Task statement >>
Extract the whole listing as it stands. Do not include the pictures.

Supplied records >>
☆ ☆ ☆ ☆

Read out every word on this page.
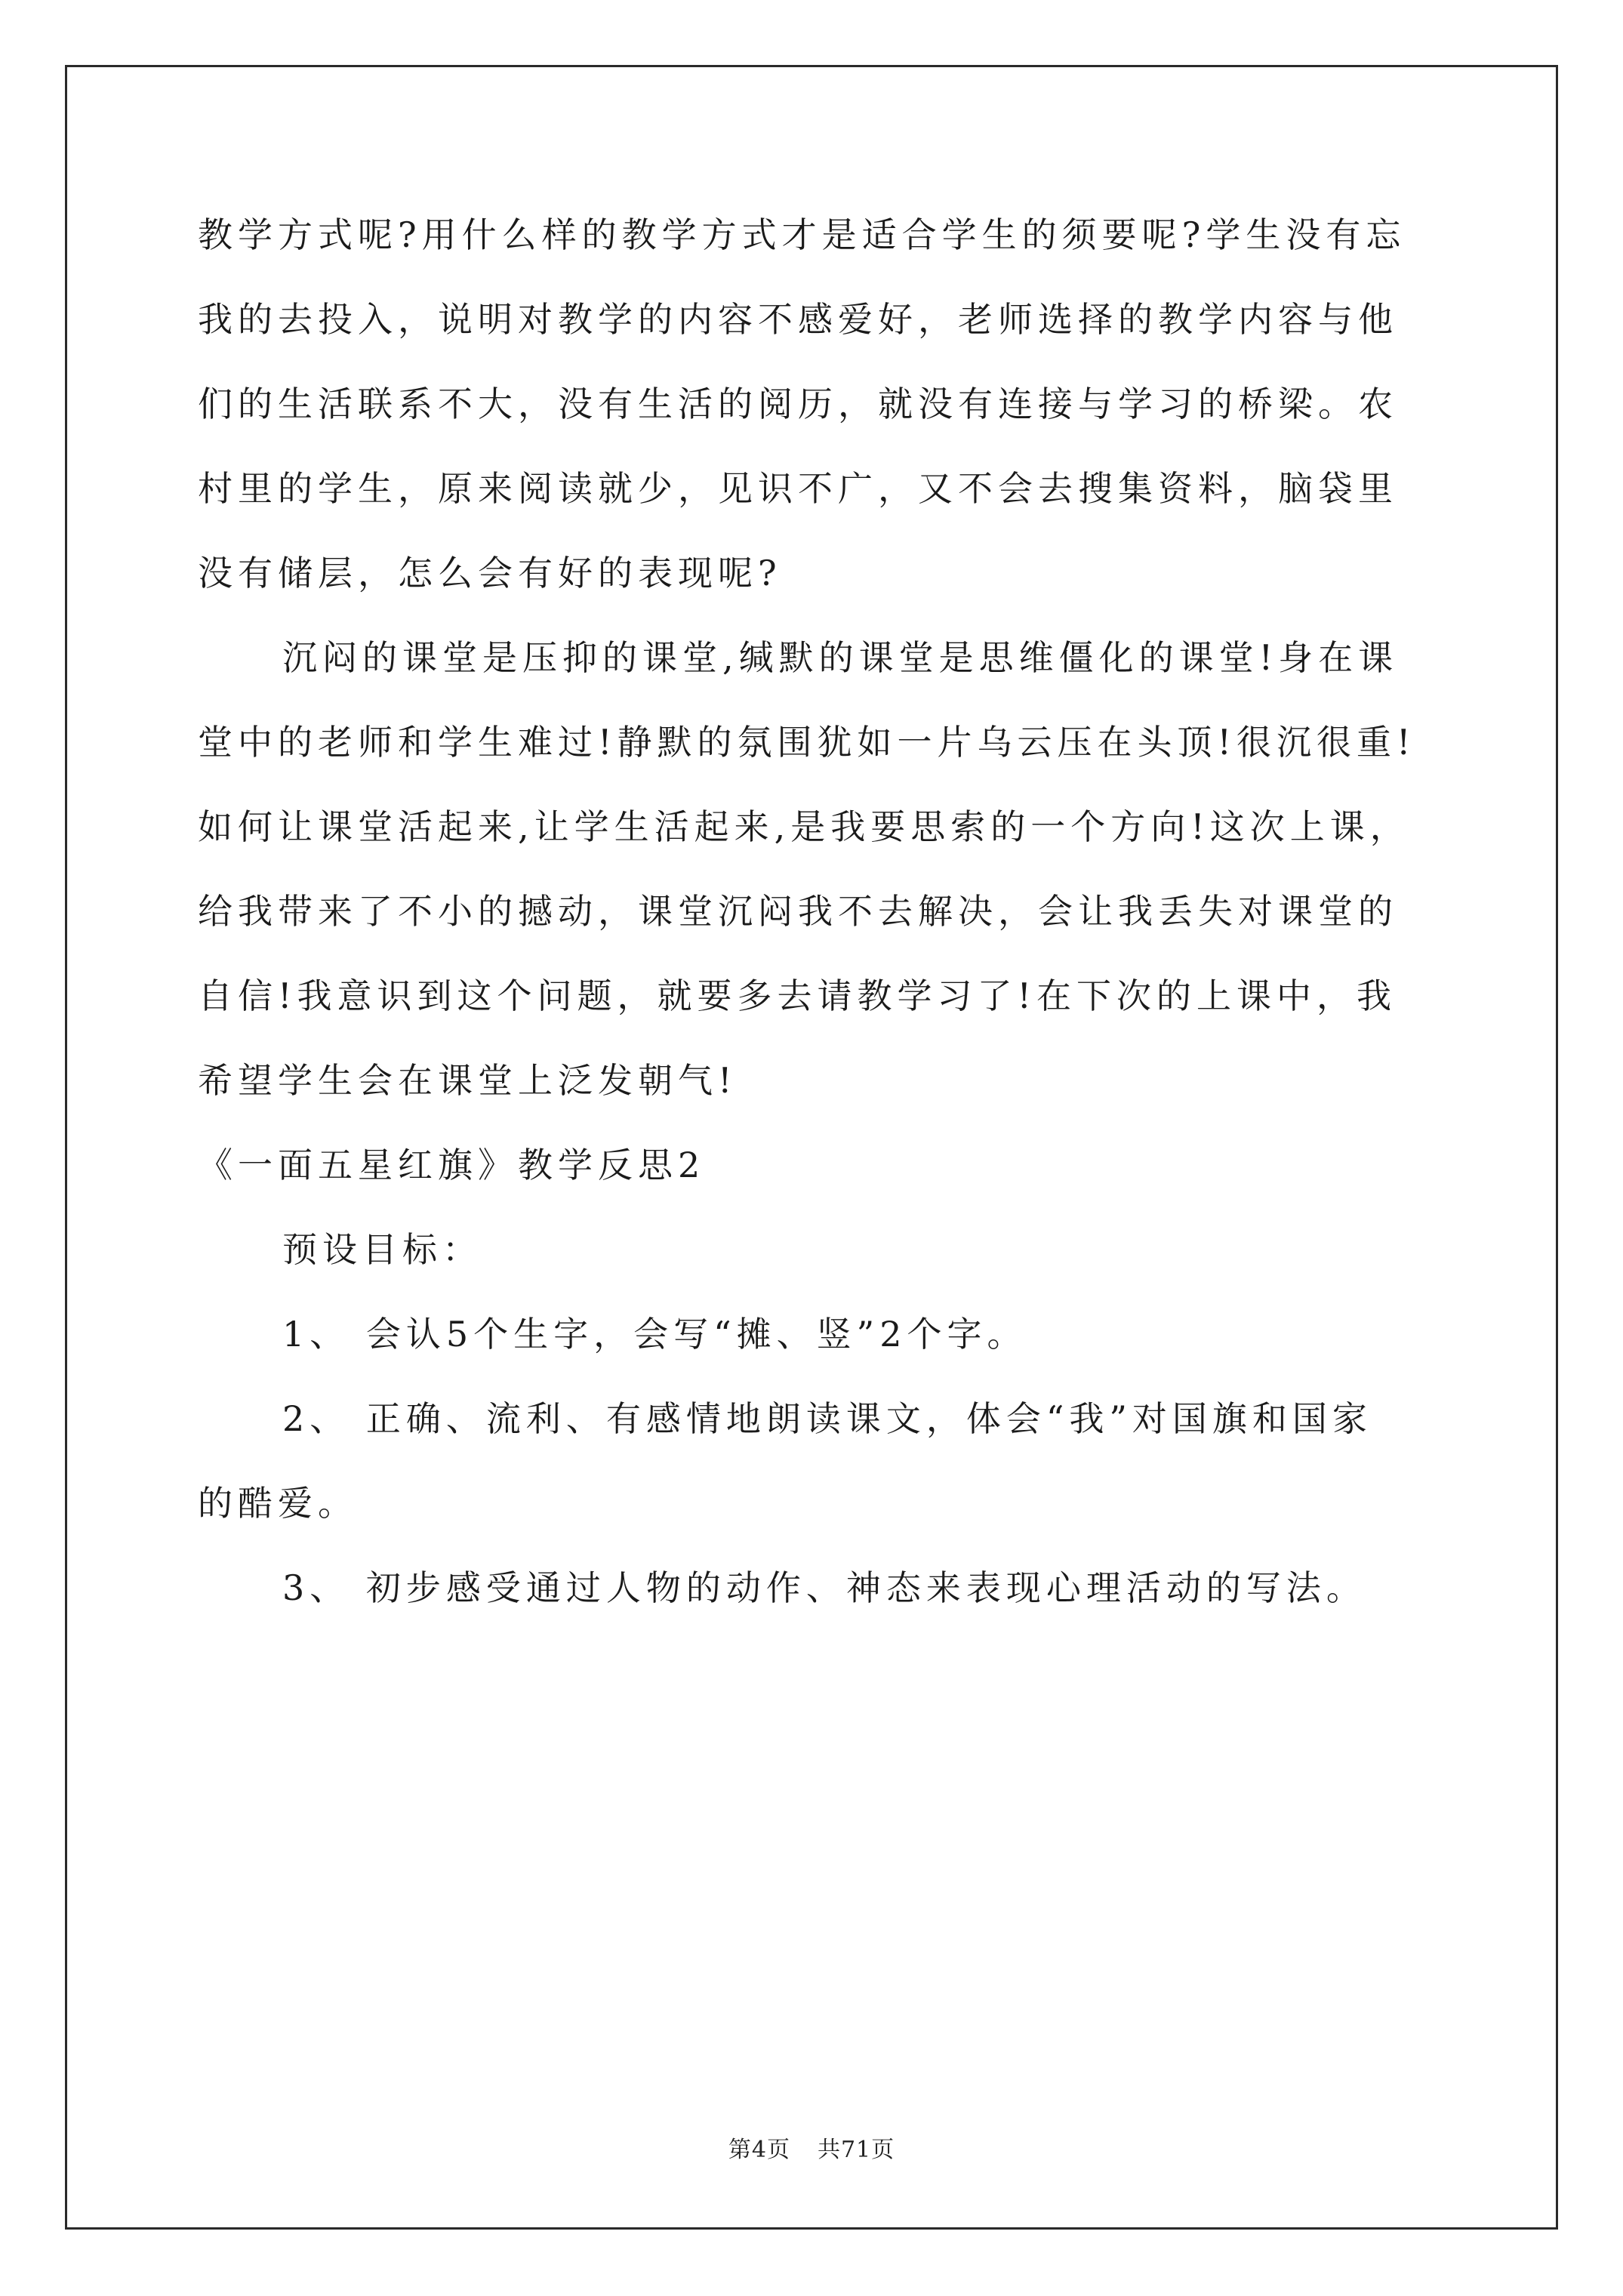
教学方式呢?用什么样的教学方式才是适合学生的须要呢?学生没有忘
我的去投入，说明对教学的内容不感爱好，老师选择的教学内容与他
们的生活联系不大，没有生活的阅历，就没有连接与学习的桥梁。农
村里的学生，原来阅读就少，见识不广，又不会去搜集资料，脑袋里
没有储层，怎么会有好的表现呢?
沉闷的课堂是压抑的课堂,缄默的课堂是思维僵化的课堂!身在课
堂中的老师和学生难过!静默的氛围犹如一片乌云压在头顶!很沉很重!
如何让课堂活起来,让学生活起来,是我要思索的一个方向!这次上课，
给我带来了不小的撼动，课堂沉闷我不去解决，会让我丢失对课堂的
自信!我意识到这个问题，就要多去请教学习了!在下次的上课中，我
希望学生会在课堂上泛发朝气!
《一面五星红旗》教学反思2
预设目标：
1、 会认5个生字，会写“摊、竖”2个字。
2、 正确、流利、有感情地朗读课文，体会“我”对国旗和国家
的酷爱。
3、 初步感受通过人物的动作、神态来表现心理活动的写法。
第4页 共71页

☆ ☆ ☆ ☆

Exercise response >>
Read out every word on this page.
教学方式呢?用什么样的教学方式才是适合学生的须要呢?学生没有忘
我的去投入，说明对教学的内容不感爱好，老师选择的教学内容与他
们的生活联系不大，没有生活的阅历，就没有连接与学习的桥梁。农
村里的学生，原来阅读就少，见识不广，又不会去搜集资料，脑袋里
没有储层，怎么会有好的表现呢?
沉闷的课堂是压抑的课堂,缄默的课堂是思维僵化的课堂!身在课
堂中的老师和学生难过!静默的氛围犹如一片乌云压在头顶!很沉很重!
如何让课堂活起来,让学生活起来,是我要思索的一个方向!这次上课，
给我带来了不小的撼动，课堂沉闷我不去解决，会让我丢失对课堂的
自信!我意识到这个问题，就要多去请教学习了!在下次的上课中，我
希望学生会在课堂上泛发朝气!
《一面五星红旗》教学反思2
预设目标：
1、 会认5个生字，会写“摊、竖”2个字。
2、 正确、流利、有感情地朗读课文，体会“我”对国旗和国家
的酷爱。
3、 初步感受通过人物的动作、神态来表现心理活动的写法。
第4页 共71页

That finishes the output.